**Your instructions**
Extract the complete listing and output it unchanged.

-- start of Recorded data --

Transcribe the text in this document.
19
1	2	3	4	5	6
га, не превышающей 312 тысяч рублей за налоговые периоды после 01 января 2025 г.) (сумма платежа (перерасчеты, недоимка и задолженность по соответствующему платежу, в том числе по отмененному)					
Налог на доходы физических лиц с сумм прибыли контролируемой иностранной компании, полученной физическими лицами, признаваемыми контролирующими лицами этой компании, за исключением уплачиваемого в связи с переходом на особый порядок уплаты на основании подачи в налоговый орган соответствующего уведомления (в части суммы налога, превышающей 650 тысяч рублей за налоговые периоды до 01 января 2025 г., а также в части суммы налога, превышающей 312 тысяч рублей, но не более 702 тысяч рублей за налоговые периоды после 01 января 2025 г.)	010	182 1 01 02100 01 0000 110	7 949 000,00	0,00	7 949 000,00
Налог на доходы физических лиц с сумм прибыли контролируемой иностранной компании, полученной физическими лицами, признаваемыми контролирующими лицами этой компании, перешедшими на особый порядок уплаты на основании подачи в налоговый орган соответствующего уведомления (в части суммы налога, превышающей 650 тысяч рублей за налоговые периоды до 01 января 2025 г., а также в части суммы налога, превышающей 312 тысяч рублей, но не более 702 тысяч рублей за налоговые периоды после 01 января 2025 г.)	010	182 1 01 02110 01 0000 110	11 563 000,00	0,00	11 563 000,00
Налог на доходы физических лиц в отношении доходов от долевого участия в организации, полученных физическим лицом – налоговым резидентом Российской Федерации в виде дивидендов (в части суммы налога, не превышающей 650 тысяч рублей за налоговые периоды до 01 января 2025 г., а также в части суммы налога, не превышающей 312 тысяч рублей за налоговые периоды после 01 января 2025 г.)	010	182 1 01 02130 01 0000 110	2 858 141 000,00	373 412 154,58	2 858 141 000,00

-- end of Recorded data --

**Reply to the task**
Transcribe the text in this document.
19
1	2	3	4	5	6
га, не превышающей 312 тысяч рублей за налоговые периоды после 01 января 2025 г.) (сумма платежа (перерасчеты, недоимка и задолженность по соответствующему платежу, в том числе по отмененному)					
Налог на доходы физических лиц с сумм прибыли контролируемой иностранной компании, полученной физическими лицами, признаваемыми контролирующими лицами этой компании, за исключением уплачиваемого в связи с переходом на особый порядок уплаты на основании подачи в налоговый орган соответствующего уведомления (в части суммы налога, превышающей 650 тысяч рублей за налоговые периоды до 01 января 2025 г., а также в части суммы налога, превышающей 312 тысяч рублей, но не более 702 тысяч рублей за налоговые периоды после 01 января 2025 г.)	010	182 1 01 02100 01 0000 110	7 949 000,00	0,00	7 949 000,00
Налог на доходы физических лиц с сумм прибыли контролируемой иностранной компании, полученной физическими лицами, признаваемыми контролирующими лицами этой компании, перешедшими на особый порядок уплаты на основании подачи в налоговый орган соответствующего уведомления (в части суммы налога, превышающей 650 тысяч рублей за налоговые периоды до 01 января 2025 г., а также в части суммы налога, превышающей 312 тысяч рублей, но не более 702 тысяч рублей за налоговые периоды после 01 января 2025 г.)	010	182 1 01 02110 01 0000 110	11 563 000,00	0,00	11 563 000,00
Налог на доходы физических лиц в отношении доходов от долевого участия в организации, полученных физическим лицом – налоговым резидентом Российской Федерации в виде дивидендов (в части суммы налога, не превышающей 650 тысяч рублей за налоговые периоды до 01 января 2025 г., а также в части суммы налога, не превышающей 312 тысяч рублей за налоговые периоды после 01 января 2025 г.)	010	182 1 01 02130 01 0000 110	2 858 141 000,00	373 412 154,58	2 858 141 000,00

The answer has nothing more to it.